▸ EXERCISE INSTRUCTIONS:
Copy every line of the records below where the word "JSON" occurs.

▼

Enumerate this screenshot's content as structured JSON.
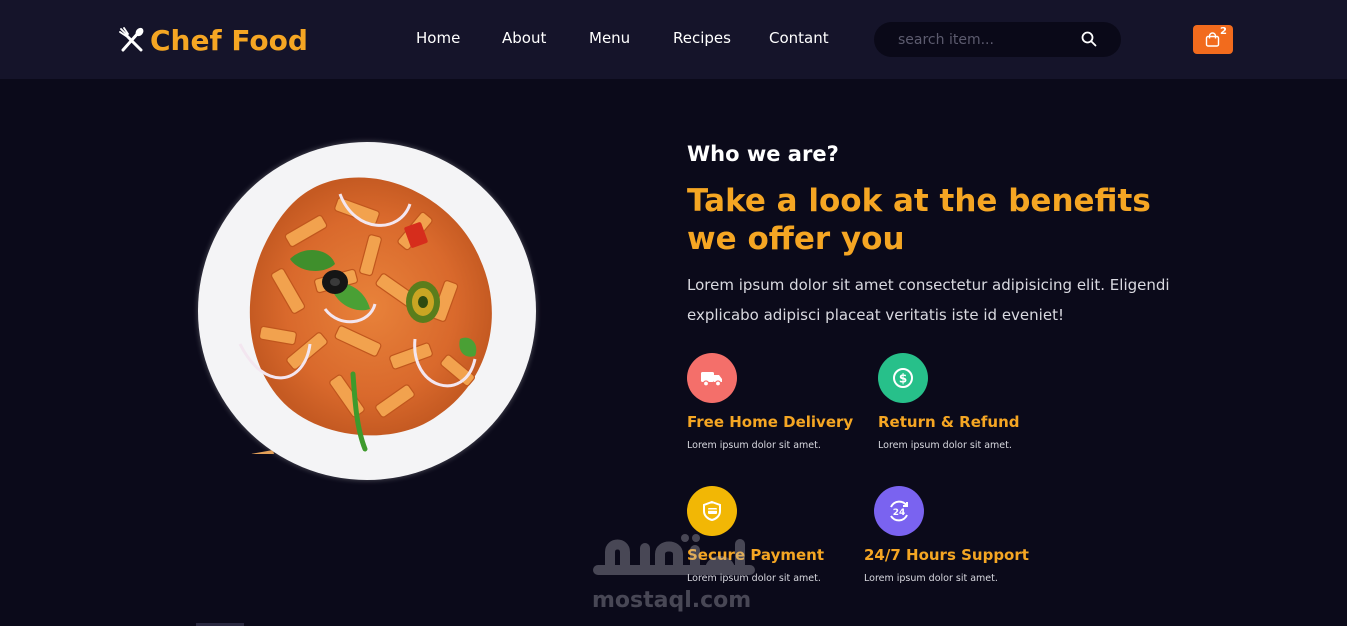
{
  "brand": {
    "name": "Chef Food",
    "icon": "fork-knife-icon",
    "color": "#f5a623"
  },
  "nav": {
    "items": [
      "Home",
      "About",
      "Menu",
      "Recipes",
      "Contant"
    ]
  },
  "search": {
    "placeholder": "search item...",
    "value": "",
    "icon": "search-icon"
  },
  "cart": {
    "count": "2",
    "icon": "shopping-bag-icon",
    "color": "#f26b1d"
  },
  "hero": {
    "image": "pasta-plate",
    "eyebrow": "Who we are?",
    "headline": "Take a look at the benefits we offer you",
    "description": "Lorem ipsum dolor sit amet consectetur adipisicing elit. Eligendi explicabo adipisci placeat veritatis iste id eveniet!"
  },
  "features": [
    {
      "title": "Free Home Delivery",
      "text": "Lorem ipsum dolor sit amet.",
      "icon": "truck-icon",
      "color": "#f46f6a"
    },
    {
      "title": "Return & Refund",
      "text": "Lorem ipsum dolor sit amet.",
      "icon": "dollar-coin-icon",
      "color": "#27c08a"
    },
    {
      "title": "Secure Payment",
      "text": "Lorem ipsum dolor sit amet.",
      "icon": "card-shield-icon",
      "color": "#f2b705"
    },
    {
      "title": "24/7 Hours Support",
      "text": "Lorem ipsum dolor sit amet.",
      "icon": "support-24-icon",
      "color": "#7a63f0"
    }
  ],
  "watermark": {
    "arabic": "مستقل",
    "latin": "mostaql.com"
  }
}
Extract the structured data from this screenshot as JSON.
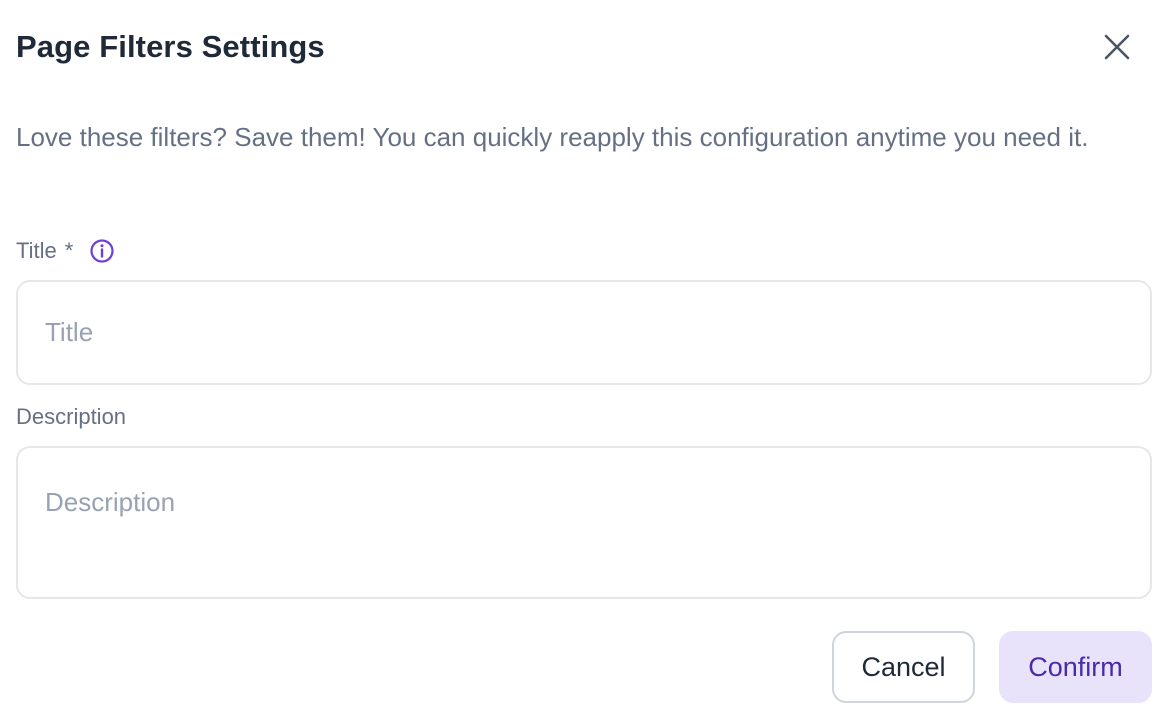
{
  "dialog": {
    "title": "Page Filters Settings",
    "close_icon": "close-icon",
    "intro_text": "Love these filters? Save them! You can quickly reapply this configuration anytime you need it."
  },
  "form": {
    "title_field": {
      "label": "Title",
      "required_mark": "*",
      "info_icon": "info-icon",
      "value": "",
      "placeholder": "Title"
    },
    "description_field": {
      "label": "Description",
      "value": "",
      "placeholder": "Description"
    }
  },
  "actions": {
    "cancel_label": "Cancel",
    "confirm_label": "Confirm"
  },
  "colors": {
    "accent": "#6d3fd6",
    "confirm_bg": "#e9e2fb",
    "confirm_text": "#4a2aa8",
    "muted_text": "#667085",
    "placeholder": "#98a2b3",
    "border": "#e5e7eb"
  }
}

▲

▸ FULL ANSWER:
Enumerate this screenshot's content as structured JSON.
Extract the structured data from this screenshot as JSON.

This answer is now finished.